» PROBLEM DESCRIPTION
Word for word, quote all of the material, omitting the pictures.

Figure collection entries

— START —

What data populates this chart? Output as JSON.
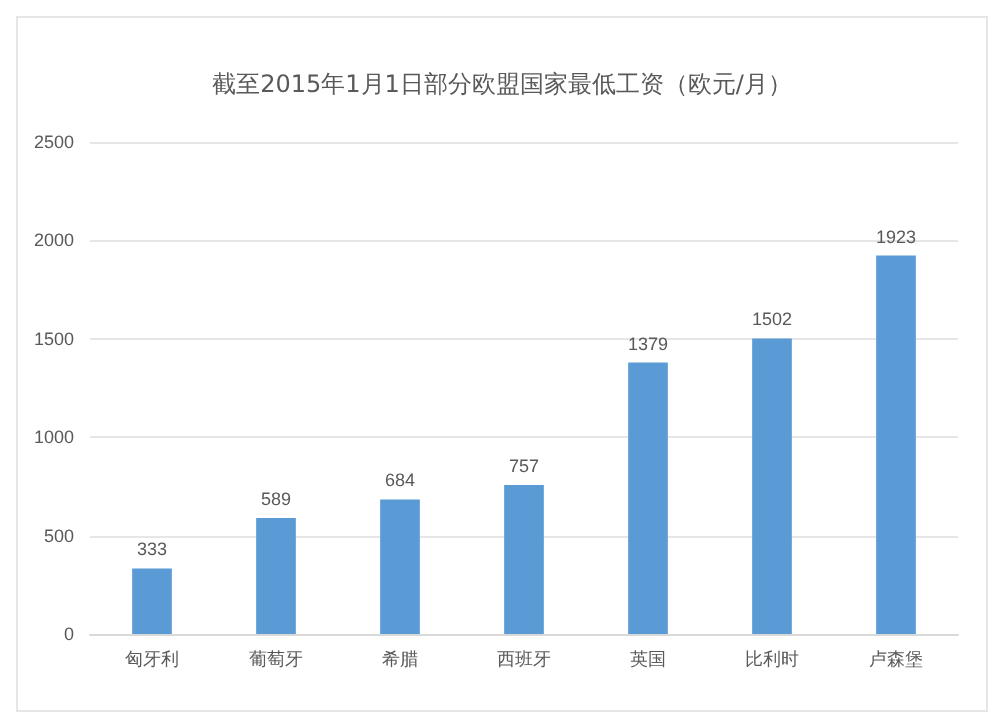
{
  "chart_data": {
    "type": "bar",
    "title": "截至2015年1月1日部分欧盟国家最低工资（欧元/月）",
    "categories": [
      "匈牙利",
      "葡萄牙",
      "希腊",
      "西班牙",
      "英国",
      "比利时",
      "卢森堡"
    ],
    "values": [
      333,
      589,
      684,
      757,
      1379,
      1502,
      1923
    ],
    "color": "#5b9bd5",
    "ylim": [
      0,
      2500
    ],
    "yticks": [
      0,
      500,
      1000,
      1500,
      2000,
      2500
    ],
    "grid": "y",
    "data_labels": true
  }
}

— END —

» CORRECT RESULT
What data populates this chart? Output as JSON.
{
  "chart_data": {
    "type": "bar",
    "title": "截至2015年1月1日部分欧盟国家最低工资（欧元/月）",
    "categories": [
      "匈牙利",
      "葡萄牙",
      "希腊",
      "西班牙",
      "英国",
      "比利时",
      "卢森堡"
    ],
    "values": [
      333,
      589,
      684,
      757,
      1379,
      1502,
      1923
    ],
    "color": "#5b9bd5",
    "ylim": [
      0,
      2500
    ],
    "yticks": [
      0,
      500,
      1000,
      1500,
      2000,
      2500
    ],
    "grid": "y",
    "data_labels": true
  }
}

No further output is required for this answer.